(Stored data)
BEGIN
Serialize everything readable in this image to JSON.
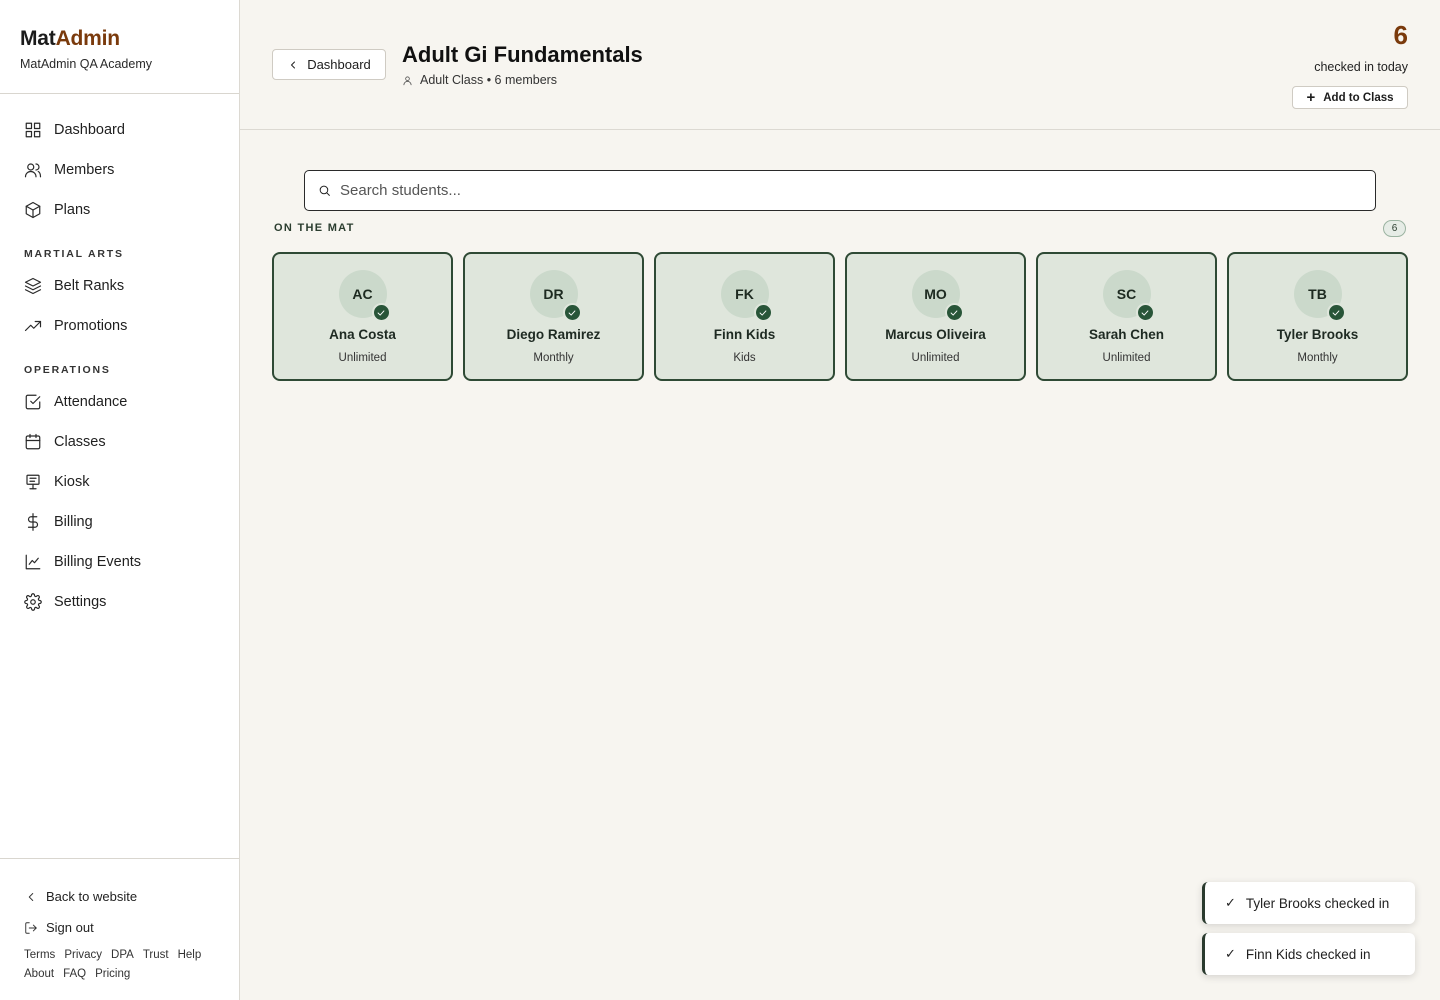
{
  "brand": {
    "name_part1": "Mat",
    "name_part2": "Admin",
    "academy": "MatAdmin QA Academy"
  },
  "nav": {
    "main": [
      {
        "label": "Dashboard",
        "icon": "dashboard-icon"
      },
      {
        "label": "Members",
        "icon": "members-icon"
      },
      {
        "label": "Plans",
        "icon": "box-icon"
      }
    ],
    "martial_arts_title": "MARTIAL ARTS",
    "martial_arts": [
      {
        "label": "Belt Ranks",
        "icon": "layers-icon"
      },
      {
        "label": "Promotions",
        "icon": "trend-up-icon"
      }
    ],
    "operations_title": "OPERATIONS",
    "operations": [
      {
        "label": "Attendance",
        "icon": "check-square-icon"
      },
      {
        "label": "Classes",
        "icon": "calendar-icon"
      },
      {
        "label": "Kiosk",
        "icon": "kiosk-icon"
      },
      {
        "label": "Billing",
        "icon": "dollar-icon"
      },
      {
        "label": "Billing Events",
        "icon": "chart-icon"
      },
      {
        "label": "Settings",
        "icon": "gear-icon"
      }
    ]
  },
  "sidebar_bottom": {
    "back_to_website": "Back to website",
    "sign_out": "Sign out",
    "footer_links": [
      "Terms",
      "Privacy",
      "DPA",
      "Trust",
      "Help",
      "About",
      "FAQ",
      "Pricing"
    ]
  },
  "header": {
    "back_label": "Dashboard",
    "class_title": "Adult Gi Fundamentals",
    "class_meta": "Adult Class • 6 members",
    "checked_in_count": "6",
    "checked_in_label": "checked in today",
    "add_label": "Add to Class"
  },
  "search": {
    "placeholder": "Search students..."
  },
  "roster": {
    "section_label": "ON THE MAT",
    "count": "6",
    "students": [
      {
        "initials": "AC",
        "name": "Ana Costa",
        "plan": "Unlimited"
      },
      {
        "initials": "DR",
        "name": "Diego Ramirez",
        "plan": "Monthly"
      },
      {
        "initials": "FK",
        "name": "Finn Kids",
        "plan": "Kids"
      },
      {
        "initials": "MO",
        "name": "Marcus Oliveira",
        "plan": "Unlimited"
      },
      {
        "initials": "SC",
        "name": "Sarah Chen",
        "plan": "Unlimited"
      },
      {
        "initials": "TB",
        "name": "Tyler Brooks",
        "plan": "Monthly"
      }
    ]
  },
  "toasts": [
    {
      "text": "Tyler Brooks checked in"
    },
    {
      "text": "Finn Kids checked in"
    }
  ],
  "colors": {
    "brand_accent": "#7a3a0c",
    "card_border": "#2f4a35",
    "card_bg": "#dfe6dc",
    "check_bg": "#285538"
  }
}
END
# EXERCISE AIM
In the listing above, count each line that holds the string "Finn". Give the number only.

# RESPONSE TO THIS TASK
2